[OBJECTIVE] Scan the records and identify every line in which the string "data" occurs, then return those lines.

[RECORD LIST]
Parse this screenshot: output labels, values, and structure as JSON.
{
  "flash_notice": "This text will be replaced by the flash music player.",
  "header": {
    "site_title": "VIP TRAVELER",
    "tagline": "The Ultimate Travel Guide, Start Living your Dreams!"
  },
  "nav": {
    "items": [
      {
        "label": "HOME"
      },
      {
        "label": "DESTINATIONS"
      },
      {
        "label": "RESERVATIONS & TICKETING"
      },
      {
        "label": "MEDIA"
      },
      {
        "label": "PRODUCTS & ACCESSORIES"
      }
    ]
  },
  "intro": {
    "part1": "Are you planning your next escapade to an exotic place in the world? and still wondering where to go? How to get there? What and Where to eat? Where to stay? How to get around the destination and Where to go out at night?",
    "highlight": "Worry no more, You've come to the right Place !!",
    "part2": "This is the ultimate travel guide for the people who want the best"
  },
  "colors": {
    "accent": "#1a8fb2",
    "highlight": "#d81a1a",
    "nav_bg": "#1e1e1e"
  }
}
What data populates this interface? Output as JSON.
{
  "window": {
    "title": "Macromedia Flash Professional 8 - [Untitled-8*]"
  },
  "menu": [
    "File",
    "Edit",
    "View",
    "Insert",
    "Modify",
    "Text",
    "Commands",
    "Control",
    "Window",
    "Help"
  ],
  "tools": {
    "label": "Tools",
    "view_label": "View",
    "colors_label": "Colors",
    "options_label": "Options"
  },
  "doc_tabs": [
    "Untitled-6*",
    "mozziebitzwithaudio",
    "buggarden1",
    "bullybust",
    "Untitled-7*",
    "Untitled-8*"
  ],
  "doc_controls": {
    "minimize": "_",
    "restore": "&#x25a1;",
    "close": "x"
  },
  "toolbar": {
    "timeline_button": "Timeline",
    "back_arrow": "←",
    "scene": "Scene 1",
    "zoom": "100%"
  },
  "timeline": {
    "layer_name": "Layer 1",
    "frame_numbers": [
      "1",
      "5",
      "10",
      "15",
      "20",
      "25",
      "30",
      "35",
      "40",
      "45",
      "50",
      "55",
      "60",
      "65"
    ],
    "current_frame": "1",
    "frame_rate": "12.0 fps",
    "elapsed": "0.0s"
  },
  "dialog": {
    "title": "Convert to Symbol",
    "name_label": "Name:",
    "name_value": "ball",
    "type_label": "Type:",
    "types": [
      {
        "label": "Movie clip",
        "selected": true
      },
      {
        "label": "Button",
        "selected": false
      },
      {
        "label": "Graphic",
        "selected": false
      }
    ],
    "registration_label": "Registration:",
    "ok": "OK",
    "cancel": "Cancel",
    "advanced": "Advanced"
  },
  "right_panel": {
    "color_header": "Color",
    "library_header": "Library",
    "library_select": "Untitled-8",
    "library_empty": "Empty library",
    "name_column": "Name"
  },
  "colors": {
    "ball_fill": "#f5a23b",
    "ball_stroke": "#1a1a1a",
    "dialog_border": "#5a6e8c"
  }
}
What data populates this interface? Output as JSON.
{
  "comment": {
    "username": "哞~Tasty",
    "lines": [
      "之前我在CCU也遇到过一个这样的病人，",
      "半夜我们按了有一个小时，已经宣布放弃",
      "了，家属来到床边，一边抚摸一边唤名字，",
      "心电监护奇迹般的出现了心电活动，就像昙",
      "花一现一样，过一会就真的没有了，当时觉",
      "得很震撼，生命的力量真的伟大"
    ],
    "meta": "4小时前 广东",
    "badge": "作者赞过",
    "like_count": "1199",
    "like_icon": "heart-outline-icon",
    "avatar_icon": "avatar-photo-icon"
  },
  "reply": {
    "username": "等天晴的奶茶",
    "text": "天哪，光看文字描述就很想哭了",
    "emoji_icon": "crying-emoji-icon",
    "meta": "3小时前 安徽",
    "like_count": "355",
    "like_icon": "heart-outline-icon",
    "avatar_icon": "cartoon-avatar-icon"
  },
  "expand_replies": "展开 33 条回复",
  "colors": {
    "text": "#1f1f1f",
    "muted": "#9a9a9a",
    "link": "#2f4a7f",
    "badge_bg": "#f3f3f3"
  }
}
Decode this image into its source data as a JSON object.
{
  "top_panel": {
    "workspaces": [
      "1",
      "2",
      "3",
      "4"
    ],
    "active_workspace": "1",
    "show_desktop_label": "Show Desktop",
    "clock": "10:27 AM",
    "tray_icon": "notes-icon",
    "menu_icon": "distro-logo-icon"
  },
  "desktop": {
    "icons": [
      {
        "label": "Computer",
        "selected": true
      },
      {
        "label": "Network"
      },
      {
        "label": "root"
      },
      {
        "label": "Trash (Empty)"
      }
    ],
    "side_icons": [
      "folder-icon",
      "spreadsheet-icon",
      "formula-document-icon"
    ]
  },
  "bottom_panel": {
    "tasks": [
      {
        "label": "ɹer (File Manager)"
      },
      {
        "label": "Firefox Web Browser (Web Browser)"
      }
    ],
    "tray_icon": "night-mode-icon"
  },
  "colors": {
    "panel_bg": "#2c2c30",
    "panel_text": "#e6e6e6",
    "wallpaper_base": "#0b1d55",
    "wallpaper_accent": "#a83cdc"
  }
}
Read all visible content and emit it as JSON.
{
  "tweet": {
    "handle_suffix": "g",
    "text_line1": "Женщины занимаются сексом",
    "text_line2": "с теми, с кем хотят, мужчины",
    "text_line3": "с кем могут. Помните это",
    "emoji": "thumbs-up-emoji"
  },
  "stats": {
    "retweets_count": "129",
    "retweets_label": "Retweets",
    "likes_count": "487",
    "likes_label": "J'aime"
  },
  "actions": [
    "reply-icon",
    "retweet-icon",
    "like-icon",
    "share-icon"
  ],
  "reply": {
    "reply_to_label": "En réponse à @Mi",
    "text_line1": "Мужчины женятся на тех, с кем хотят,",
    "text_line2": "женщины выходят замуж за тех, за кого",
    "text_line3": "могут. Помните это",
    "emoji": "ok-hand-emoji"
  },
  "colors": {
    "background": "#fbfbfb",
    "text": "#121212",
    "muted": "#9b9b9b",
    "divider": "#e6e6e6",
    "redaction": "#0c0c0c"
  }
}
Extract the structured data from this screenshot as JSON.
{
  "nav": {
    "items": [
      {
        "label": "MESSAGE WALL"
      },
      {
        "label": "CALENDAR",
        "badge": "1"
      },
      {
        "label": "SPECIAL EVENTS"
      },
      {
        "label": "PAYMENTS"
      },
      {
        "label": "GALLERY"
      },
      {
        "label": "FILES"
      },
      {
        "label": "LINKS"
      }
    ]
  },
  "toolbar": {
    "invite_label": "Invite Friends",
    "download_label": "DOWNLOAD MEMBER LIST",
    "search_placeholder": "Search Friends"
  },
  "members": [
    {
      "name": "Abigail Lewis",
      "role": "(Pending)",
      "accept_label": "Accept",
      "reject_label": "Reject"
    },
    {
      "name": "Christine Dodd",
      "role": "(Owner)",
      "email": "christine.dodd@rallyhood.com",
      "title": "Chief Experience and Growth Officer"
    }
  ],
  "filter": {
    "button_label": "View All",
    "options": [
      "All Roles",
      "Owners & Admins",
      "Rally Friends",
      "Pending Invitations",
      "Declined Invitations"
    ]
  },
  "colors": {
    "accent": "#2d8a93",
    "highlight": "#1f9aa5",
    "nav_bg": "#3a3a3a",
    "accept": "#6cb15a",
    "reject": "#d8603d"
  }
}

[WORKED ANSWER]
What data populates this interface? Output as JSON.
What data populates this interface? Output as JSON.
Decode this image into its source data as a JSON object.
Extract the structured data from this screenshot as JSON.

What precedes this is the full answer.